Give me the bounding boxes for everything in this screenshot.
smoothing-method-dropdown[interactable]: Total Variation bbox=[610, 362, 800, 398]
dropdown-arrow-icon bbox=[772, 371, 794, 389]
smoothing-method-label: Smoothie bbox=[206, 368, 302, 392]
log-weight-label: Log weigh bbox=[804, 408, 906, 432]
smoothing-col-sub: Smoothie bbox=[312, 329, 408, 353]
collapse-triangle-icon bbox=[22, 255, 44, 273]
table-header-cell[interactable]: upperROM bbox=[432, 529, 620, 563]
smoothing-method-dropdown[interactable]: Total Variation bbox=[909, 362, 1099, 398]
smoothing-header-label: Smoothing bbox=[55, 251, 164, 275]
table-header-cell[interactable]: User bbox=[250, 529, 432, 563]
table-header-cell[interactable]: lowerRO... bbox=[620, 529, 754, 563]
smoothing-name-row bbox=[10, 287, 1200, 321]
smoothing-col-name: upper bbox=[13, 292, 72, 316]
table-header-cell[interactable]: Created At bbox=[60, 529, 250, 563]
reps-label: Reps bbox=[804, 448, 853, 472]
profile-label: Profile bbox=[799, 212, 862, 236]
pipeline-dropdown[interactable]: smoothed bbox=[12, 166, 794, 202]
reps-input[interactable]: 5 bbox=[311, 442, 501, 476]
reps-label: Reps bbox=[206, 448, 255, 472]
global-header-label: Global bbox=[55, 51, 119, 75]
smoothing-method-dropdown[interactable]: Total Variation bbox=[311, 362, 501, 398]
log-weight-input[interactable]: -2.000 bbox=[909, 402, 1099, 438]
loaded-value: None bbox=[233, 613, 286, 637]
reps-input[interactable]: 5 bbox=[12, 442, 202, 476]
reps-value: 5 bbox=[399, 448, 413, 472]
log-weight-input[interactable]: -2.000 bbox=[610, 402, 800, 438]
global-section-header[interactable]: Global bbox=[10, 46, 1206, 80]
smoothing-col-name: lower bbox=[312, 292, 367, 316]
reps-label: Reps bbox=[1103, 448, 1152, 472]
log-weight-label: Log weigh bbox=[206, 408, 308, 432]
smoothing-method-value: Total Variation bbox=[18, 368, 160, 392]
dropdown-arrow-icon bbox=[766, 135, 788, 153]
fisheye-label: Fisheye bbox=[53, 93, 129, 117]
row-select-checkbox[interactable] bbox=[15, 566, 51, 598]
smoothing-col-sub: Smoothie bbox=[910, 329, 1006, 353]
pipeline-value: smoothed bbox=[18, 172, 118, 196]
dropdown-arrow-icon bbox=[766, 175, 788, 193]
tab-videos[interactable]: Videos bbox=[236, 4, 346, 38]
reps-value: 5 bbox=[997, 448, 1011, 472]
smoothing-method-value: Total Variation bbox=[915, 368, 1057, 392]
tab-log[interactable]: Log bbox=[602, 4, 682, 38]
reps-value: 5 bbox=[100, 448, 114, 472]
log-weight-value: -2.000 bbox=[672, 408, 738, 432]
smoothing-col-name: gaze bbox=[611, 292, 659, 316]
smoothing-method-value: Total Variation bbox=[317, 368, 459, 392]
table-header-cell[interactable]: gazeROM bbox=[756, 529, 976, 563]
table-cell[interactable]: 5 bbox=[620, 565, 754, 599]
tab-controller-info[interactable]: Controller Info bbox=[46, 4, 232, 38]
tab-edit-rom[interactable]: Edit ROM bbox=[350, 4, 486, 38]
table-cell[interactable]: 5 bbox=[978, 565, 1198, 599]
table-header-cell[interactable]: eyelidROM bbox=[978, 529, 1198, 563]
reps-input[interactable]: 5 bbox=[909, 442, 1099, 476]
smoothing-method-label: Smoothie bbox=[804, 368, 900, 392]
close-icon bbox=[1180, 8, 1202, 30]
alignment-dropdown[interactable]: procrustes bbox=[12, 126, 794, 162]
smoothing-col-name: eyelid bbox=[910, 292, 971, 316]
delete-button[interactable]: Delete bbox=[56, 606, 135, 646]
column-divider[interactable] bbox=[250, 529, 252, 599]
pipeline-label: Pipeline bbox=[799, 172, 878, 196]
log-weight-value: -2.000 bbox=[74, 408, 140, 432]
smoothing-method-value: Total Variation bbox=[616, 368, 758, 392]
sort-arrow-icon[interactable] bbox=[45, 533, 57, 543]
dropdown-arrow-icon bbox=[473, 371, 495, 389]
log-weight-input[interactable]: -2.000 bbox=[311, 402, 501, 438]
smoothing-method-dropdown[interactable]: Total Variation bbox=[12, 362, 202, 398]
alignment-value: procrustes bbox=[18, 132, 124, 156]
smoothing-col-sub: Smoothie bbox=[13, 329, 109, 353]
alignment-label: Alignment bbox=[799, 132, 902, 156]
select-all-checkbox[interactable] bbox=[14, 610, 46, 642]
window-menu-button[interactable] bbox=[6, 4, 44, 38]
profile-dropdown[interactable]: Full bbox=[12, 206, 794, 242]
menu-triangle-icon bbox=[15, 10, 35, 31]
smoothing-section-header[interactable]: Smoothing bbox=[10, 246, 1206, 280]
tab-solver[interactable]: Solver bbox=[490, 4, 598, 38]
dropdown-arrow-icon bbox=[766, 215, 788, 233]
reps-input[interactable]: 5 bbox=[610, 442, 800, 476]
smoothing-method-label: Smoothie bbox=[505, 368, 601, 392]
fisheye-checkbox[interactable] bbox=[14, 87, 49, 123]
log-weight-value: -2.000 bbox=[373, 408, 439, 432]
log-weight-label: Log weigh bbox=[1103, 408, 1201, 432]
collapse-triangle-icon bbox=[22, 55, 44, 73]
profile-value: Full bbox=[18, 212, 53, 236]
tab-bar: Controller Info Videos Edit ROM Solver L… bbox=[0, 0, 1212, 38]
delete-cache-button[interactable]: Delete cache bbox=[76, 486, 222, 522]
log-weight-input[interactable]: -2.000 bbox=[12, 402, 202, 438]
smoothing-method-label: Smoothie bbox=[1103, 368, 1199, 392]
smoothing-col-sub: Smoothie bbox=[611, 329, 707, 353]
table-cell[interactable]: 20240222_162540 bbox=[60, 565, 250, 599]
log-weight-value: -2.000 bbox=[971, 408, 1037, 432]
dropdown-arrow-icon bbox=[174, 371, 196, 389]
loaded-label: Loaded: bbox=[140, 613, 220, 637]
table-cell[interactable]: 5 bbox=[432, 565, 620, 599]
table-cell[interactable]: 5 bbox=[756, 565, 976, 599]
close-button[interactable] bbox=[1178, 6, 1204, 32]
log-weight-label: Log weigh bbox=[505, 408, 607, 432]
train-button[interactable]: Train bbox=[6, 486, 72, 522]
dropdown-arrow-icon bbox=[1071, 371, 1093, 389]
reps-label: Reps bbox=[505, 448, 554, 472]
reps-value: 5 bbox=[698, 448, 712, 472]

Directions for this task
Repeat every record above line for line, without changing anything.

Exercise answer
Give me the bounding boxes for everything in this screenshot.
smoothing-method-dropdown[interactable]: Total Variation bbox=[610, 362, 800, 398]
dropdown-arrow-icon bbox=[772, 371, 794, 389]
smoothing-method-label: Smoothie bbox=[206, 368, 302, 392]
log-weight-label: Log weigh bbox=[804, 408, 906, 432]
smoothing-col-sub: Smoothie bbox=[312, 329, 408, 353]
collapse-triangle-icon bbox=[22, 255, 44, 273]
table-header-cell[interactable]: upperROM bbox=[432, 529, 620, 563]
smoothing-method-dropdown[interactable]: Total Variation bbox=[909, 362, 1099, 398]
smoothing-header-label: Smoothing bbox=[55, 251, 164, 275]
table-header-cell[interactable]: User bbox=[250, 529, 432, 563]
table-header-cell[interactable]: lowerRO... bbox=[620, 529, 754, 563]
smoothing-name-row bbox=[10, 287, 1200, 321]
smoothing-col-name: upper bbox=[13, 292, 72, 316]
table-header-cell[interactable]: Created At bbox=[60, 529, 250, 563]
reps-label: Reps bbox=[804, 448, 853, 472]
profile-label: Profile bbox=[799, 212, 862, 236]
pipeline-dropdown[interactable]: smoothed bbox=[12, 166, 794, 202]
reps-input[interactable]: 5 bbox=[311, 442, 501, 476]
reps-label: Reps bbox=[206, 448, 255, 472]
global-header-label: Global bbox=[55, 51, 119, 75]
smoothing-method-dropdown[interactable]: Total Variation bbox=[311, 362, 501, 398]
log-weight-input[interactable]: -2.000 bbox=[909, 402, 1099, 438]
loaded-value: None bbox=[233, 613, 286, 637]
reps-input[interactable]: 5 bbox=[12, 442, 202, 476]
reps-value: 5 bbox=[399, 448, 413, 472]
log-weight-input[interactable]: -2.000 bbox=[610, 402, 800, 438]
global-section-header[interactable]: Global bbox=[10, 46, 1206, 80]
smoothing-col-name: lower bbox=[312, 292, 367, 316]
reps-label: Reps bbox=[1103, 448, 1152, 472]
log-weight-label: Log weigh bbox=[206, 408, 308, 432]
smoothing-method-value: Total Variation bbox=[18, 368, 160, 392]
dropdown-arrow-icon bbox=[766, 135, 788, 153]
fisheye-label: Fisheye bbox=[53, 93, 129, 117]
row-select-checkbox[interactable] bbox=[15, 566, 51, 598]
smoothing-col-sub: Smoothie bbox=[910, 329, 1006, 353]
pipeline-value: smoothed bbox=[18, 172, 118, 196]
dropdown-arrow-icon bbox=[766, 175, 788, 193]
tab-videos[interactable]: Videos bbox=[236, 4, 346, 38]
reps-value: 5 bbox=[997, 448, 1011, 472]
smoothing-method-value: Total Variation bbox=[915, 368, 1057, 392]
tab-log[interactable]: Log bbox=[602, 4, 682, 38]
reps-value: 5 bbox=[100, 448, 114, 472]
log-weight-value: -2.000 bbox=[672, 408, 738, 432]
smoothing-col-name: gaze bbox=[611, 292, 659, 316]
smoothing-method-value: Total Variation bbox=[317, 368, 459, 392]
table-header-cell[interactable]: gazeROM bbox=[756, 529, 976, 563]
table-cell[interactable]: 5 bbox=[620, 565, 754, 599]
tab-controller-info[interactable]: Controller Info bbox=[46, 4, 232, 38]
tab-edit-rom[interactable]: Edit ROM bbox=[350, 4, 486, 38]
table-cell[interactable]: 5 bbox=[978, 565, 1198, 599]
table-header-cell[interactable]: eyelidROM bbox=[978, 529, 1198, 563]
reps-input[interactable]: 5 bbox=[909, 442, 1099, 476]
smoothing-method-label: Smoothie bbox=[804, 368, 900, 392]
close-icon bbox=[1180, 8, 1202, 30]
alignment-dropdown[interactable]: procrustes bbox=[12, 126, 794, 162]
smoothing-col-name: eyelid bbox=[910, 292, 971, 316]
delete-button[interactable]: Delete bbox=[56, 606, 135, 646]
column-divider[interactable] bbox=[250, 529, 252, 599]
pipeline-label: Pipeline bbox=[799, 172, 878, 196]
log-weight-value: -2.000 bbox=[74, 408, 140, 432]
smoothing-method-value: Total Variation bbox=[616, 368, 758, 392]
sort-arrow-icon[interactable] bbox=[45, 533, 57, 543]
dropdown-arrow-icon bbox=[473, 371, 495, 389]
log-weight-input[interactable]: -2.000 bbox=[311, 402, 501, 438]
smoothing-method-dropdown[interactable]: Total Variation bbox=[12, 362, 202, 398]
alignment-value: procrustes bbox=[18, 132, 124, 156]
smoothing-col-sub: Smoothie bbox=[13, 329, 109, 353]
alignment-label: Alignment bbox=[799, 132, 902, 156]
select-all-checkbox[interactable] bbox=[14, 610, 46, 642]
window-menu-button[interactable] bbox=[6, 4, 44, 38]
profile-dropdown[interactable]: Full bbox=[12, 206, 794, 242]
menu-triangle-icon bbox=[15, 10, 35, 31]
smoothing-section-header[interactable]: Smoothing bbox=[10, 246, 1206, 280]
tab-solver[interactable]: Solver bbox=[490, 4, 598, 38]
dropdown-arrow-icon bbox=[766, 215, 788, 233]
reps-input[interactable]: 5 bbox=[610, 442, 800, 476]
smoothing-method-label: Smoothie bbox=[505, 368, 601, 392]
fisheye-checkbox[interactable] bbox=[14, 87, 49, 123]
log-weight-value: -2.000 bbox=[373, 408, 439, 432]
log-weight-label: Log weigh bbox=[1103, 408, 1201, 432]
collapse-triangle-icon bbox=[22, 55, 44, 73]
profile-value: Full bbox=[18, 212, 53, 236]
tab-bar: Controller Info Videos Edit ROM Solver L… bbox=[0, 0, 1212, 38]
delete-cache-button[interactable]: Delete cache bbox=[76, 486, 222, 522]
log-weight-input[interactable]: -2.000 bbox=[12, 402, 202, 438]
smoothing-method-label: Smoothie bbox=[1103, 368, 1199, 392]
smoothing-col-sub: Smoothie bbox=[611, 329, 707, 353]
table-cell[interactable]: 20240222_162540 bbox=[60, 565, 250, 599]
log-weight-value: -2.000 bbox=[971, 408, 1037, 432]
dropdown-arrow-icon bbox=[174, 371, 196, 389]
loaded-label: Loaded: bbox=[140, 613, 220, 637]
table-cell[interactable]: 5 bbox=[432, 565, 620, 599]
table-cell[interactable]: 5 bbox=[756, 565, 976, 599]
close-button[interactable] bbox=[1178, 6, 1204, 32]
log-weight-label: Log weigh bbox=[505, 408, 607, 432]
train-button[interactable]: Train bbox=[6, 486, 72, 522]
dropdown-arrow-icon bbox=[1071, 371, 1093, 389]
reps-label: Reps bbox=[505, 448, 554, 472]
reps-value: 5 bbox=[698, 448, 712, 472]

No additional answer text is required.